# [Selected extract]

-- Opening Marker --

From 4267e56c7146138c286ff274460f2b933a478b6f Mon Sep 17 00:00:00 2001
From: sose <sose-iwnl@protonmail.com>
Date: Mon, 14 Jun 2021 02:06:08 +0000
Subject: [PATCH] explicitly add container capablilities

---
 new_image.sh | 14 +++++++++++++-
 1 file changed, 13 insertions(+), 1 deletion(-)

diff --git a/new_image.sh b/new_image.sh
index 44dd32b..c1548a6 100755
--- a/new_image.sh
+++ b/new_image.sh
@@ -50,7 +50,19 @@ docker build \
 
 rm image/pubkey
 echo "Starting container..."
-container_id="$(docker run -p $user_sshd_port:$user_sshd_port -h slbr -d "slbr:$username")"

-- Closing Marker --

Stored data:
-- Opening Marker --

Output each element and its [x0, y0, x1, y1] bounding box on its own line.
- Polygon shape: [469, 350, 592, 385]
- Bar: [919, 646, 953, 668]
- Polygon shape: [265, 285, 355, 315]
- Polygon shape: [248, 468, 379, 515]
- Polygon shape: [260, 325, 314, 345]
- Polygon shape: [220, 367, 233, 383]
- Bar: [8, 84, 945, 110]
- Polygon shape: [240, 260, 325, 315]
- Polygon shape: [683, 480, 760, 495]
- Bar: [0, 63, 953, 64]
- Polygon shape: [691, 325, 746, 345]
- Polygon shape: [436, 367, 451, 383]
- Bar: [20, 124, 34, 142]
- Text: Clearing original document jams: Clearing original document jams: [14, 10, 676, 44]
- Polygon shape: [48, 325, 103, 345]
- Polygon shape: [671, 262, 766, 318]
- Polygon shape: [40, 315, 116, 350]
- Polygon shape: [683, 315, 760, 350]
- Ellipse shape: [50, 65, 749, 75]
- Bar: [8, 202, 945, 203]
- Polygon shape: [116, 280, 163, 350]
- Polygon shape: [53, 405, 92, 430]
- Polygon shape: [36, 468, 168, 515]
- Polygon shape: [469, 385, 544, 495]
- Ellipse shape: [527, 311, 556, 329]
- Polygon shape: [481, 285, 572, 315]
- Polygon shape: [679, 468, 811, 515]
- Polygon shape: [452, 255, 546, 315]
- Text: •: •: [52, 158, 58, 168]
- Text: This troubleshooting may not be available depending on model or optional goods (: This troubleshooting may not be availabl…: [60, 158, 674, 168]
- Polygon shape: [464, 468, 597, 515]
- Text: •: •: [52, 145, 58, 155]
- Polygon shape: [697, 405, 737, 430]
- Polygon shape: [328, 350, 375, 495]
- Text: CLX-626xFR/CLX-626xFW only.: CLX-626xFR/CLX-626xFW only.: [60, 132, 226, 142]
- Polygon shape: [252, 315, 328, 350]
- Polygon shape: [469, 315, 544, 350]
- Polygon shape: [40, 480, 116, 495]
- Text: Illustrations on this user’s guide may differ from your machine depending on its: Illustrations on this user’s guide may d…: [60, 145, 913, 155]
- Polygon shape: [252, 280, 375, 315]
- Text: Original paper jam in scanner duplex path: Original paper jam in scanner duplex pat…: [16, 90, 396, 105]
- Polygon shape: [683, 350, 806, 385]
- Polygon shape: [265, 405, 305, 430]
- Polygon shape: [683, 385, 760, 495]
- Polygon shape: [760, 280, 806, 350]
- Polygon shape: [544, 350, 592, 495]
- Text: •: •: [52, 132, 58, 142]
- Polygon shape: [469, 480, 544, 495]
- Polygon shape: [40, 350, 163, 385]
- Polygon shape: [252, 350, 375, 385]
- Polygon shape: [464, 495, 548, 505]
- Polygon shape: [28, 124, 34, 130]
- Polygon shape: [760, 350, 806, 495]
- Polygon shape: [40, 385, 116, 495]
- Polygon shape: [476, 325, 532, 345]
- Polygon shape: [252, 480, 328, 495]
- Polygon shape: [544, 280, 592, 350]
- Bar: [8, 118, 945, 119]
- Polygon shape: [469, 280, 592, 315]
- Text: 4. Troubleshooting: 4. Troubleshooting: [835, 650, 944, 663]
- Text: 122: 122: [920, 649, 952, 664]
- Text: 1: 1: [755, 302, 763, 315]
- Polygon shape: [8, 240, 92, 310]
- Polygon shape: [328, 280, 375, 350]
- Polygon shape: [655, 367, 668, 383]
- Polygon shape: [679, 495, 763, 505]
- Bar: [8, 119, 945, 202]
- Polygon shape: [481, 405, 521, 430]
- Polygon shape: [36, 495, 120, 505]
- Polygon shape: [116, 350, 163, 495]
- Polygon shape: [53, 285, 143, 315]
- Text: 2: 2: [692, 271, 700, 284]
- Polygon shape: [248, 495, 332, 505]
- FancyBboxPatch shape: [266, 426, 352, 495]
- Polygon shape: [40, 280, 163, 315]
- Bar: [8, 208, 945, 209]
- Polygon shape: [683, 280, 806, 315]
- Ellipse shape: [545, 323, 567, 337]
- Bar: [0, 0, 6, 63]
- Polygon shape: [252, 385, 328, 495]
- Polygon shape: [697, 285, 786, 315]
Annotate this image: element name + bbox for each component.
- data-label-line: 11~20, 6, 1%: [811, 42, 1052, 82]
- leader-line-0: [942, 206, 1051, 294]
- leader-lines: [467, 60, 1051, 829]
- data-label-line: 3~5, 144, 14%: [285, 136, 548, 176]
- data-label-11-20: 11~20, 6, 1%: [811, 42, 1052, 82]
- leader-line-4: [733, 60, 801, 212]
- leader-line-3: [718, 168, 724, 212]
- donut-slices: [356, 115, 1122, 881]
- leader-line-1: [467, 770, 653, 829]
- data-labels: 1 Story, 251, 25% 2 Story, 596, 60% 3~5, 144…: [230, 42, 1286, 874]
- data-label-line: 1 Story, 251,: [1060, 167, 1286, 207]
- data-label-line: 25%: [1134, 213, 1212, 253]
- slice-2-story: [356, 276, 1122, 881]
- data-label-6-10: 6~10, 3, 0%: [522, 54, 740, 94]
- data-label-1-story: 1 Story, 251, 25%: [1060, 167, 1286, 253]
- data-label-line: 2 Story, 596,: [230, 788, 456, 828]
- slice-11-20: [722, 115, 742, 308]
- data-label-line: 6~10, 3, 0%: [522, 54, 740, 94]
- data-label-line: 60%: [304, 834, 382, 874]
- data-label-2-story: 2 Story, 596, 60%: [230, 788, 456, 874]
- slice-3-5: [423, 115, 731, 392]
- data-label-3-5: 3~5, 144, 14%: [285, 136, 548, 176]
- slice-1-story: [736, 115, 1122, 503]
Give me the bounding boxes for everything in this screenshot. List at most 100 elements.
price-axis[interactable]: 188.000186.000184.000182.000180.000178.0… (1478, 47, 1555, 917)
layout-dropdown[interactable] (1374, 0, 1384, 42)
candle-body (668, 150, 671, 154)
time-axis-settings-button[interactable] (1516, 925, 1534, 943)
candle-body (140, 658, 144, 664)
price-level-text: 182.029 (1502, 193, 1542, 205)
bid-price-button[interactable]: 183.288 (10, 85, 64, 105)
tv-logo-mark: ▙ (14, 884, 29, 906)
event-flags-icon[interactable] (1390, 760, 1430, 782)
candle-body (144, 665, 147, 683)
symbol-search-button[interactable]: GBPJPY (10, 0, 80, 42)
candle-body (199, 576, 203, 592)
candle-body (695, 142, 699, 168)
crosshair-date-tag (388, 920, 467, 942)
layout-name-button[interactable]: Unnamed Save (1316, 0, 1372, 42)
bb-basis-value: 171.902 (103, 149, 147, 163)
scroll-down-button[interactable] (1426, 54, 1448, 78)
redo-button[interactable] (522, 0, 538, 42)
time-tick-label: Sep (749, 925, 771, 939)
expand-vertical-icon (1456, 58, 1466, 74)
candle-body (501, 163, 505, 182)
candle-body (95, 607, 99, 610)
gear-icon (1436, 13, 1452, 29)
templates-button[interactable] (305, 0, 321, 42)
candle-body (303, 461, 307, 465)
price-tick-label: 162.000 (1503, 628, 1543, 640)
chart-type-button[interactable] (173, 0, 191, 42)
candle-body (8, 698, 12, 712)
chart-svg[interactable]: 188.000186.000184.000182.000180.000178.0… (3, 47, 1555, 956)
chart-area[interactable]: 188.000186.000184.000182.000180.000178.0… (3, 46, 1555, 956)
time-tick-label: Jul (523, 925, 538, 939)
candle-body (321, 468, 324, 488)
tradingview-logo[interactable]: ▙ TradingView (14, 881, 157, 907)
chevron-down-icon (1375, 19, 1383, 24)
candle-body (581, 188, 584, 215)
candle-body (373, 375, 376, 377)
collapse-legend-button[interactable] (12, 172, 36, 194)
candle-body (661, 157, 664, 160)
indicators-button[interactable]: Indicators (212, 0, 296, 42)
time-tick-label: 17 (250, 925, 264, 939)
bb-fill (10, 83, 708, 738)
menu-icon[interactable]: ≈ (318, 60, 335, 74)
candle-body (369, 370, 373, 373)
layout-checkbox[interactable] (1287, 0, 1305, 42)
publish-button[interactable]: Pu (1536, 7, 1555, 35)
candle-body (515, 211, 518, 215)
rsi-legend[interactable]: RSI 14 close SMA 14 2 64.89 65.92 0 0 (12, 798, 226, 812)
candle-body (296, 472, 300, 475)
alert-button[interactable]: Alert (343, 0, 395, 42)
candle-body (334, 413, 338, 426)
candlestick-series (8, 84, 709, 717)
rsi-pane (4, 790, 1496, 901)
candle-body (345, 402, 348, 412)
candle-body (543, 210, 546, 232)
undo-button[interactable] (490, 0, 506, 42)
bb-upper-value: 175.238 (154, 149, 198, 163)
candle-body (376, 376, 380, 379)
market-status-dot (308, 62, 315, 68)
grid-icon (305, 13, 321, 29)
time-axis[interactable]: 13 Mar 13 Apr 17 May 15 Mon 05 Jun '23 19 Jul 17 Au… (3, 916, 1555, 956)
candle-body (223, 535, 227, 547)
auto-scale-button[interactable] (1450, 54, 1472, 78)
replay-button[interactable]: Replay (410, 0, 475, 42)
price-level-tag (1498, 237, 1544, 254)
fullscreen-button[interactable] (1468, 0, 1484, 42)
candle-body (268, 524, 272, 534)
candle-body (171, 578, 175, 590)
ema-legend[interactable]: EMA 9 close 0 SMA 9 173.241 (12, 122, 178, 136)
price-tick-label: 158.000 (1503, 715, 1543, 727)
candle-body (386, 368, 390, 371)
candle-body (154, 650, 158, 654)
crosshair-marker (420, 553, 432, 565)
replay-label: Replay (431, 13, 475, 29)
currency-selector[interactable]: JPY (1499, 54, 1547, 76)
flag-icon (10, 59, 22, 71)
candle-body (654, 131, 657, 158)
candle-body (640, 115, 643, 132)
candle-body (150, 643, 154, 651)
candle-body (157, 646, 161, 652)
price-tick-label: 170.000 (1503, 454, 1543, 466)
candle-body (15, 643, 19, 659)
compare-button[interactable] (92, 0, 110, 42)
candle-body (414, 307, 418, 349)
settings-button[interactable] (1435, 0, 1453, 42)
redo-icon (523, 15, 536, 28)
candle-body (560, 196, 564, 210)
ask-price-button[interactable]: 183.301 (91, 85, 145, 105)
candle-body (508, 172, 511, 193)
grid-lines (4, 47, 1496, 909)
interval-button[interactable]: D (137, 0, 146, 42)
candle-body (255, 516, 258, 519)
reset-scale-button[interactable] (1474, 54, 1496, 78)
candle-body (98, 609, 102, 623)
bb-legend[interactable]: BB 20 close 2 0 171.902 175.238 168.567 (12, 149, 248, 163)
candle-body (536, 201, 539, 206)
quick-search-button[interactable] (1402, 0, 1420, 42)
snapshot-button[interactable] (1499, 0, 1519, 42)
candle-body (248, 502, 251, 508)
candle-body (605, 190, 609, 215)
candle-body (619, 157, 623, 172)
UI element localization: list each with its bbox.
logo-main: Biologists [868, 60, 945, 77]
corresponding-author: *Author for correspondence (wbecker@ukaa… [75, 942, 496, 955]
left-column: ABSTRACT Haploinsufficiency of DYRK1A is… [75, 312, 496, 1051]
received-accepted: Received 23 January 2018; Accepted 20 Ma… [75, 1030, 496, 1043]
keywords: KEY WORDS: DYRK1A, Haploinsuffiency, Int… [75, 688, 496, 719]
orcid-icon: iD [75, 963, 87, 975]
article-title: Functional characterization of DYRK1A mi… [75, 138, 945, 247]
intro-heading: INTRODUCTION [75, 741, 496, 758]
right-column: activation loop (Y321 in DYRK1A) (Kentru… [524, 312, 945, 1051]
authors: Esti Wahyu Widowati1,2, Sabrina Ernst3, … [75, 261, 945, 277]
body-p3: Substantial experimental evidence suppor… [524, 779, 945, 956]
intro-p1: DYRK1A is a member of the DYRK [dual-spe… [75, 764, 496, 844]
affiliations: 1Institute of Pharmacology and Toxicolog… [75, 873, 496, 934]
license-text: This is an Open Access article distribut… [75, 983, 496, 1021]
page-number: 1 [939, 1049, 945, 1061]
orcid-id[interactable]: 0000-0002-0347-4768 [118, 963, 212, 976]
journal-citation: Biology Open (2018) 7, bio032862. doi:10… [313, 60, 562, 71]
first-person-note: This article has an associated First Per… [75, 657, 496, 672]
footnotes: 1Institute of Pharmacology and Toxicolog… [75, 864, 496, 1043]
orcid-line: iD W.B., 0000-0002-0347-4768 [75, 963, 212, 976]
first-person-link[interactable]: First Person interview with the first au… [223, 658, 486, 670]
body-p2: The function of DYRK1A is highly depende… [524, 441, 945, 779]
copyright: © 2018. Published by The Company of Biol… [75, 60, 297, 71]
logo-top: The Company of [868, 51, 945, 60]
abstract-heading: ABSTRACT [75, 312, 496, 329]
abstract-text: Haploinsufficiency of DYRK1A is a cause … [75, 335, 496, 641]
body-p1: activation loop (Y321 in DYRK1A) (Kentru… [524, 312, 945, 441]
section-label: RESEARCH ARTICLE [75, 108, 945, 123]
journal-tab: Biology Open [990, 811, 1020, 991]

-- Closing Marker --

# [Exercise instructions]
(a) How many insertions and deletions does the patch report for its single changed file?
(b) Continue the container capabilities patch from where it stops.

# [Answer section]
(a) 13 insertions and 1 deletion.

(b)
+container_id="$(
+    docker run \
+    --cap-drop ALL \
+    --cap-add AUDIT_WRITE \
+    --cap-add CHOWN \
+    --cap-add SETGID \
+    --cap-add SETPCAP \
+    --cap-add SETUID \
+    --cap-add SYS_CHROOT \
+    -p $user_sshd_port:$user_sshd_port \
+    -h slbr \
+    -d "slbr:$username"
+)"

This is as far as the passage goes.